*** Opening RECORDED DATA ***

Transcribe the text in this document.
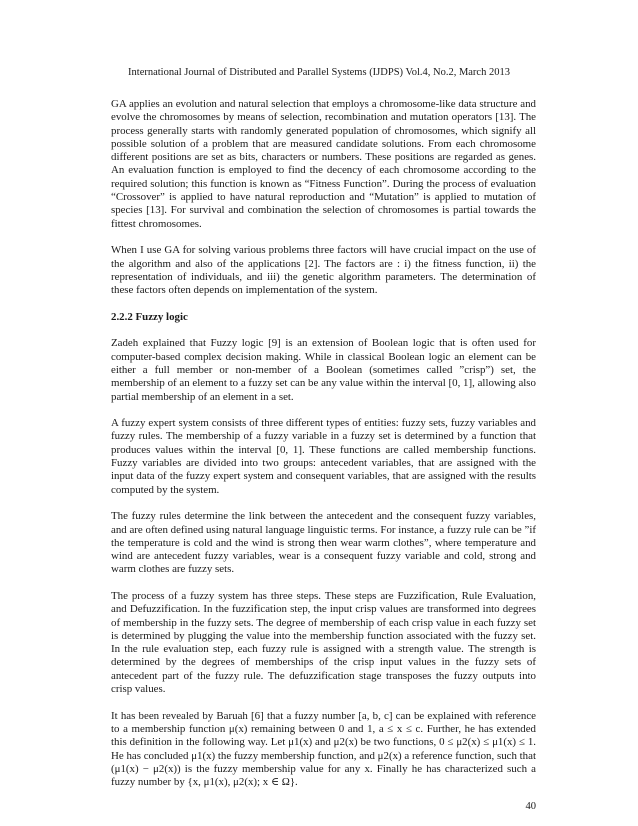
International Journal of Distributed and Parallel Systems (IJDPS) Vol.4, No.2, March 2013

GA applies an evolution and natural selection that employs a chromosome-like data structure and evolve the chromosomes by means of selection, recombination and mutation operators [13]. The process generally starts with randomly generated population of chromosomes, which signify all possible solution of a problem that are measured candidate solutions. From each chromosome different positions are set as bits, characters or numbers. These positions are regarded as genes. An evaluation function is employed to find the decency of each chromosome according to the required solution; this function is known as “Fitness Function”. During the process of evaluation “Crossover” is applied to have natural reproduction and “Mutation” is applied to mutation of species [13]. For survival and combination the selection of chromosomes is partial towards the fittest chromosomes.

When I use GA for solving various problems three factors will have crucial impact on the use of the algorithm and also of the applications [2]. The factors are : i) the fitness function, ii) the representation of individuals, and iii) the genetic algorithm parameters. The determination of these factors often depends on implementation of the system.

2.2.2 Fuzzy logic

Zadeh explained that Fuzzy logic [9] is an extension of Boolean logic that is often used for computer-based complex decision making. While in classical Boolean logic an element can be either a full member or non-member of a Boolean (sometimes called ”crisp”) set, the membership of an element to a fuzzy set can be any value within the interval [0, 1], allowing also partial membership of an element in a set.

A fuzzy expert system consists of three different types of entities: fuzzy sets, fuzzy variables and fuzzy rules. The membership of a fuzzy variable in a fuzzy set is determined by a function that produces values within the interval [0, 1]. These functions are called membership functions. Fuzzy variables are divided into two groups: antecedent variables, that are assigned with the input data of the fuzzy expert system and consequent variables, that are assigned with the results computed by the system.

The fuzzy rules determine the link between the antecedent and the consequent fuzzy variables, and are often defined using natural language linguistic terms. For instance, a fuzzy rule can be ”if the temperature is cold and the wind is strong then wear warm clothes”, where temperature and wind are antecedent fuzzy variables, wear is a consequent fuzzy variable and cold, strong and warm clothes are fuzzy sets.

The process of a fuzzy system has three steps. These steps are Fuzzification, Rule Evaluation, and Defuzzification. In the fuzzification step, the input crisp values are transformed into degrees of membership in the fuzzy sets. The degree of membership of each crisp value in each fuzzy set is determined by plugging the value into the membership function associated with the fuzzy set. In the rule evaluation step, each fuzzy rule is assigned with a strength value. The strength is determined by the degrees of memberships of the crisp input values in the fuzzy sets of antecedent part of the fuzzy rule. The defuzzification stage transposes the fuzzy outputs into crisp values.

It has been revealed by Baruah [6] that a fuzzy number [a, b, c] can be explained with reference to a membership function μ(x) remaining between 0 and 1, a ≤ x ≤ c. Further, he has extended this definition in the following way. Let μ1(x) and μ2(x) be two functions, 0 ≤ μ2(x) ≤ μ1(x) ≤ 1. He has concluded μ1(x) the fuzzy membership function, and μ2(x) a reference function, such that (μ1(x) − μ2(x)) is the fuzzy membership value for any x. Finally he has characterized such a fuzzy number by {x, μ1(x), μ2(x); x ∈ Ω}.

40
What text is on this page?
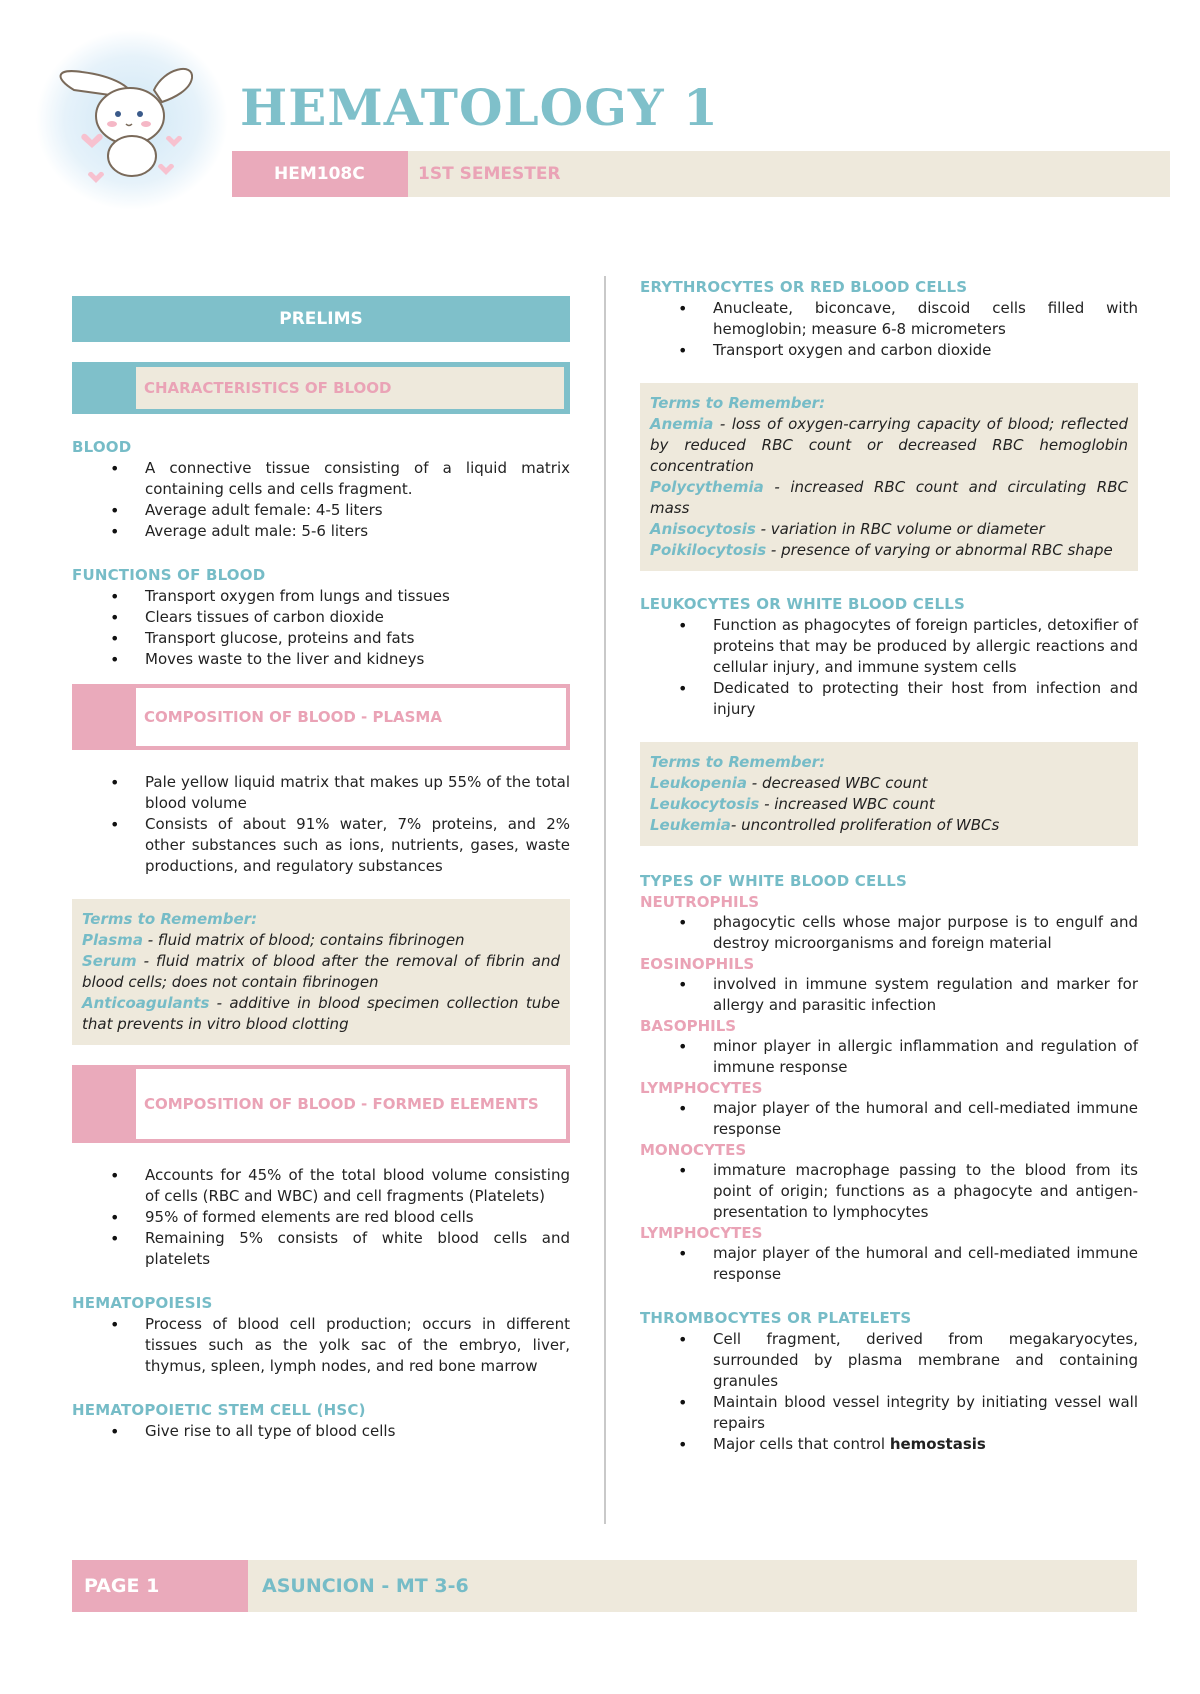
HEMATOLOGY 1
HEM108C	1ST SEMESTER
PRELIMS
CHARACTERISTICS OF BLOOD
BLOOD
• A connective tissue consisting of a liquid matrix containing cells and cells fragment.
• Average adult female: 4-5 liters
• Average adult male: 5-6 liters
FUNCTIONS OF BLOOD
• Transport oxygen from lungs and tissues
• Clears tissues of carbon dioxide
• Transport glucose, proteins and fats
• Moves waste to the liver and kidneys
COMPOSITION OF BLOOD - PLASMA
• Pale yellow liquid matrix that makes up 55% of the total blood volume
• Consists of about 91% water, 7% proteins, and 2% other substances such as ions, nutrients, gases, waste productions, and regulatory substances
Terms to Remember:
Plasma - fluid matrix of blood; contains fibrinogen
Serum - fluid matrix of blood after the removal of fibrin and blood cells; does not contain fibrinogen
Anticoagulants - additive in blood specimen collection tube that prevents in vitro blood clotting
COMPOSITION OF BLOOD - FORMED ELEMENTS
• Accounts for 45% of the total blood volume consisting of cells (RBC and WBC) and cell fragments (Platelets)
• 95% of formed elements are red blood cells
• Remaining 5% consists of white blood cells and platelets
HEMATOPOIESIS
• Process of blood cell production; occurs in different tissues such as the yolk sac of the embryo, liver, thymus, spleen, lymph nodes, and red bone marrow
HEMATOPOIETIC STEM CELL (HSC)
• Give rise to all type of blood cells
ERYTHROCYTES OR RED BLOOD CELLS
• Anucleate, biconcave, discoid cells filled with hemoglobin; measure 6-8 micrometers
• Transport oxygen and carbon dioxide
Terms to Remember:
Anemia - loss of oxygen-carrying capacity of blood; reflected by reduced RBC count or decreased RBC hemoglobin concentration
Polycythemia - increased RBC count and circulating RBC mass
Anisocytosis - variation in RBC volume or diameter
Poikilocytosis - presence of varying or abnormal RBC shape
LEUKOCYTES OR WHITE BLOOD CELLS
• Function as phagocytes of foreign particles, detoxifier of proteins that may be produced by allergic reactions and cellular injury, and immune system cells
• Dedicated to protecting their host from infection and injury
Terms to Remember:
Leukopenia - decreased WBC count
Leukocytosis - increased WBC count
Leukemia- uncontrolled proliferation of WBCs
TYPES OF WHITE BLOOD CELLS
NEUTROPHILS
• phagocytic cells whose major purpose is to engulf and destroy microorganisms and foreign material
EOSINOPHILS
• involved in immune system regulation and marker for allergy and parasitic infection
BASOPHILS
• minor player in allergic inflammation and regulation of immune response
LYMPHOCYTES
• major player of the humoral and cell-mediated immune response
MONOCYTES
• immature macrophage passing to the blood from its point of origin; functions as a phagocyte and antigen-presentation to lymphocytes
LYMPHOCYTES
• major player of the humoral and cell-mediated immune response
THROMBOCYTES OR PLATELETS
• Cell fragment, derived from megakaryocytes, surrounded by plasma membrane and containing granules
• Maintain blood vessel integrity by initiating vessel wall repairs
• Major cells that control hemostasis
PAGE 1	ASUNCION - MT 3-6
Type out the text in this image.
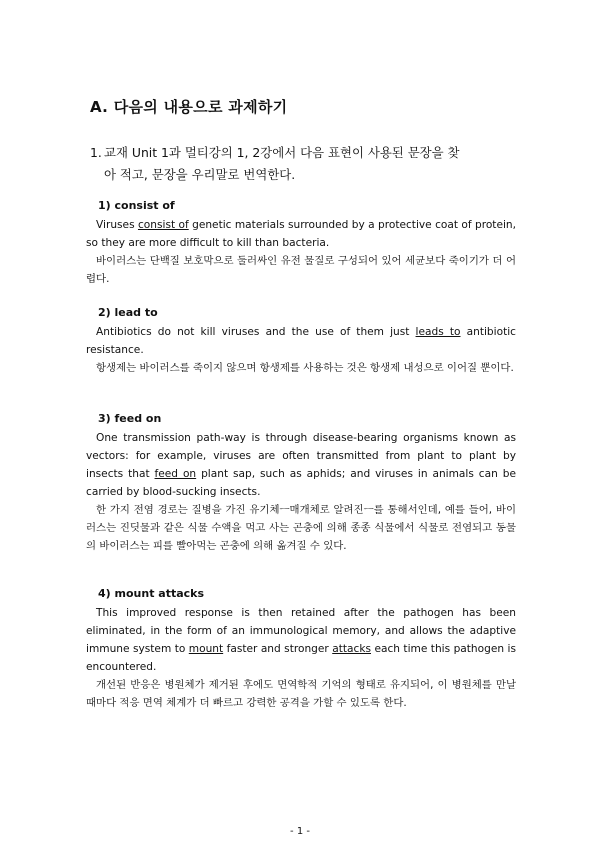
A. 다음의 내용으로 과제하기
1. 교재 Unit 1과 멀티강의 1, 2강에서 다음 표현이 사용된 문장을 찾
아 적고, 문장을 우리말로 번역한다.
1) consist of
Viruses consist of genetic materials surrounded by a protective coat of protein, so they are more difficult to kill than bacteria.
바이러스는 단백질 보호막으로 둘러싸인 유전 물질로 구성되어 있어 세균보다 죽이기가 더 어렵다.
2) lead to
Antibiotics do not kill viruses and the use of them just leads to antibiotic resistance.
항생제는 바이러스를 죽이지 않으며 항생제를 사용하는 것은 항생제 내성으로 이어질 뿐이다.
3) feed on
One transmission path-way is through disease-bearing organisms known as vectors: for example, viruses are often transmitted from plant to plant by insects that feed on plant sap, such as aphids; and viruses in animals can be carried by blood-sucking insects.
한 가지 전염 경로는 질병을 가진 유기체ㅡ매개체로 알려진ㅡ를 통해서인데, 예를 들어, 바이러스는 진딧물과 같은 식물 수액을 먹고 사는 곤충에 의해 종종 식물에서 식물로 전염되고 동물의 바이러스는 피를 빨아먹는 곤충에 의해 옮겨질 수 있다.
4) mount attacks
This improved response is then retained after the pathogen has been eliminated, in the form of an immunological memory, and allows the adaptive immune system to mount faster and stronger attacks each time this pathogen is encountered.
개선된 반응은 병원체가 제거된 후에도 면역학적 기억의 형태로 유지되어, 이 병원체를 만날 때마다 적응 면역 체계가 더 빠르고 강력한 공격을 가할 수 있도록 한다.
- 1 -
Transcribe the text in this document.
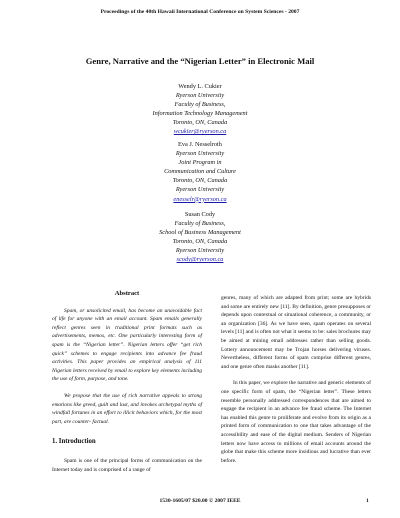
Proceedings of the 40th Hawaii International Conference on System Sciences - 2007
Genre, Narrative and the “Nigerian Letter” in Electronic Mail
Wendy L. Cukier
Ryerson University
Faculty of Business,
Information Technology Management
Toronto, ON, Canada
wcukier@ryerson.ca
Eva J. Nesselroth
Ryerson University
Joint Program in
Communication and Culture
Toronto, ON, Canada
Ryerson University
enesselr@ryerson.ca
Susan Cody
Faculty of Business,
School of Business Management
Toronto, ON, Canada
Ryerson University
scody@ryerson.ca
Abstract

Spam, or unsolicited email, has become an unavoidable fact of life for anyone with an email account. Spam emails generally reflect genres seen in traditional print formats such as advertisements, memos, etc. One particularly interesting form of spam is the “Nigerian letter”. Nigerian letters offer “get rich quick” schemes to engage recipients into advance fee fraud activities. This paper provides an empirical analysis of 111 Nigerian letters received by email to explore key elements including the use of form, purpose, and tone.

We propose that the use of rich narrative appeals to strong emotions like greed, guilt and lust, and invokes archetypal myths of windfall fortunes in an effort to illicit behaviors which, for the most part, are counter- factual.

1. Introduction
Spam is one of the principal forms of communication on the Internet today and is comprised of a range of
genres, many of which are adapted from print; some are hybrids and some are entirely new [11]. By definition, genre presupposes or depends upon contextual or situational coherence, a community, or an organization [36]. As we have seen, spam operates on several levels [11] and is often not what it seems to be: sales brochures may be aimed at mining email addresses rather than selling goods. Lottery announcement may be Trojan horses delivering viruses. Nevertheless, different forms of spam comprise different genres, and one genre often masks another [11].
In this paper, we explore the narrative and generic elements of one specific form of spam, the “Nigerian letter”. These letters resemble personally addressed correspondences that are aimed to engage the recipient in an advance fee fraud scheme. The Internet has enabled this genre to proliferate and evolve from its origin as a printed form of communication to one that takes advantage of the accessibility and ease of the digital medium. Senders of Nigerian letters now have access to millions of email accounts around the globe that make this scheme more insidious and lucrative than ever before.
1530-1605/07 $20.00 © 2007 IEEE	1
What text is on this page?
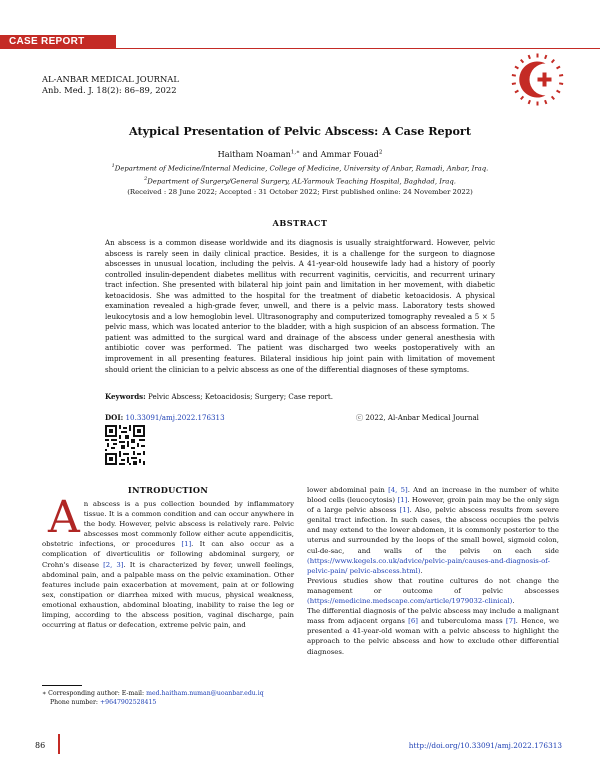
CASE REPORT
AL-ANBAR MEDICAL JOURNAL
Anb. Med. J. 18(2): 86–89, 2022
Atypical Presentation of Pelvic Abscess: A Case Report
Haitham Noaman$^{1,∗}$ and Ammar Fouad$^2$
$^1$Department of Medicine/Internal Medicine, College of Medicine, University of Anbar, Ramadi, Anbar, Iraq.
$^2$Department of Surgery/General Surgery, AL-Yarmouk Teaching Hospital, Baghdad, Iraq.
(Received : 28 June 2022; Accepted : 31 October 2022; First published online: 24 November 2022)
ABSTRACT
An abscess is a common disease worldwide and its diagnosis is usually straightforward. However, pelvic abscess is rarely seen in daily clinical practice. Besides, it is a challenge for the surgeon to diagnose abscesses in unusual location, including the pelvis. A 41-year-old housewife lady had a history of poorly controlled insulin-dependent diabetes mellitus with recurrent vaginitis, cervicitis, and recurrent urinary tract infection. She presented with bilateral hip joint pain and limitation in her movement, with diabetic ketoacidosis. She was admitted to the hospital for the treatment of diabetic ketoacidosis. A physical examination revealed a high-grade fever, unwell, and there is a pelvic mass. Laboratory tests showed leukocytosis and a low hemoglobin level. Ultrasonography and computerized tomography revealed a 5 × 5 pelvic mass, which was located anterior to the bladder, with a high suspicion of an abscess formation. The patient was admitted to the surgical ward and drainage of the abscess under general anesthesia with antibiotic cover was performed. The patient was discharged two weeks postoperatively with an improvement in all presenting features. Bilateral insidious hip joint pain with limitation of movement should orient the clinician to a pelvic abscess as one of the differential diagnoses of these symptoms.
Keywords: Pelvic Abscess; Ketoacidosis; Surgery; Case report.
DOI: 10.33091/amj.2022.176313	ⓒ 2022, Al-Anbar Medical Journal
INTRODUCTION

An abscess is a pus collection bounded by inflammatory tissue. It is a common condition and can occur anywhere in the body. However, pelvic abscess is relatively rare. Pelvic abscesses most commonly follow either acute appendicitis, obstetric infections, or procedures [1]. It can also occur as a complication of diverticulitis or following abdominal surgery, or Crohn's disease [2, 3]. It is characterized by fever, unwell feelings, abdominal pain, and a palpable mass on the pelvic examination. Other features include pain exacerbation at movement, pain at or following sex, constipation or diarrhea mixed with mucus, physical weakness, emotional exhaustion, abdominal bloating, inability to raise the leg or limping, according to the abscess position, vaginal discharge, pain occurring at flatus or defecation, extreme pelvic pain, and

lower abdominal pain [4, 5]. And an increase in the number of white blood cells (leucocytosis) [1]. However, groin pain may be the only sign of a large pelvic abscess [1]. Also, pelvic abscess results from severe genital tract infection. In such cases, the abscess occupies the pelvis and may extend to the lower abdomen, it is commonly posterior to the uterus and surrounded by the loops of the small bowel, sigmoid colon, cul-de-sac, and walls of the pelvis on each side (https://www.kegels.co.uk/advice/pelvic-pain/causes-and-diagnosis-of-pelvic-pain/ pelvic-abscess.html).

Previous studies show that routine cultures do not change the management or outcome of pelvic abscesses (https://emedicine.medscape.com/article/1979032-clinical).

The differential diagnosis of the pelvic abscess may include a malignant mass from adjacent organs [6] and tuberculoma mass [7]. Hence, we presented a 41-year-old woman with a pelvic abscess to highlight the approach to the pelvic abscess and how to exclude other differential diagnoses.

∗ Corresponding author: E-mail: med.haitham.numan@uoanbar.edu.iq
Phone number: +9647902528415
86	http://doi.org/10.33091/amj.2022.176313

*** Closing RECORDED DATA ***

YOUR TASK: Find the string "liters" in the entries above and return each line that holds it.

ANSWER SPACE:
• Average adult female: 4-5 liters
• Average adult male: 5-6 liters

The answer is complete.